• EXERCISE OBJECTIVE
How many lines of the records below contain the word "主要地产上市公司的综合实力评分分布"? Answer with the number alone.

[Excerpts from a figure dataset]
+--
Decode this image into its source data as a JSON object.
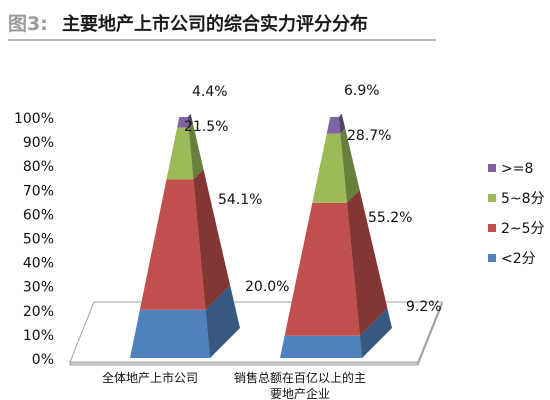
{
  "figure_label": "图3:",
  "figure_title": "主要地产上市公司的综合实力评分分布",
  "colors": {
    "title_label": "#9a9a9a",
    "title_text": "#1a1a1a",
    "rule": "#777777",
    "lt2": "#4f81bd",
    "s2to5": "#c0504d",
    "s5to8": "#9bbb59",
    "gte8": "#8064a2"
  },
  "chart_data": {
    "type": "bar",
    "subtype": "stacked-100-pyramid-3d",
    "title": "主要地产上市公司的综合实力评分分布",
    "categories": [
      "全体地产上市公司",
      "销售总额在百亿以上的主要地产企业"
    ],
    "category_label_lines": [
      [
        "全体地产上市公司"
      ],
      [
        "销售总额在百亿以上的主",
        "要地产企业"
      ]
    ],
    "series": [
      {
        "name": "<2分",
        "values": [
          20.0,
          9.2
        ],
        "labels": [
          "20.0%",
          "9.2%"
        ]
      },
      {
        "name": "2~5分",
        "values": [
          54.1,
          55.2
        ],
        "labels": [
          "54.1%",
          "55.2%"
        ]
      },
      {
        "name": "5~8分",
        "values": [
          21.5,
          28.7
        ],
        "labels": [
          "21.5%",
          "28.7%"
        ]
      },
      {
        "name": ">=8",
        "values": [
          4.4,
          6.9
        ],
        "labels": [
          "4.4%",
          "6.9%"
        ]
      }
    ],
    "legend_order": [
      ">=8",
      "5~8分",
      "2~5分",
      "<2分"
    ],
    "ylim": [
      0,
      100
    ],
    "yticks": [
      "0%",
      "10%",
      "20%",
      "30%",
      "40%",
      "50%",
      "60%",
      "70%",
      "80%",
      "90%",
      "100%"
    ],
    "legend_position": "right",
    "grid": false
  }
}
+--
• RESULT OF THE TASK
2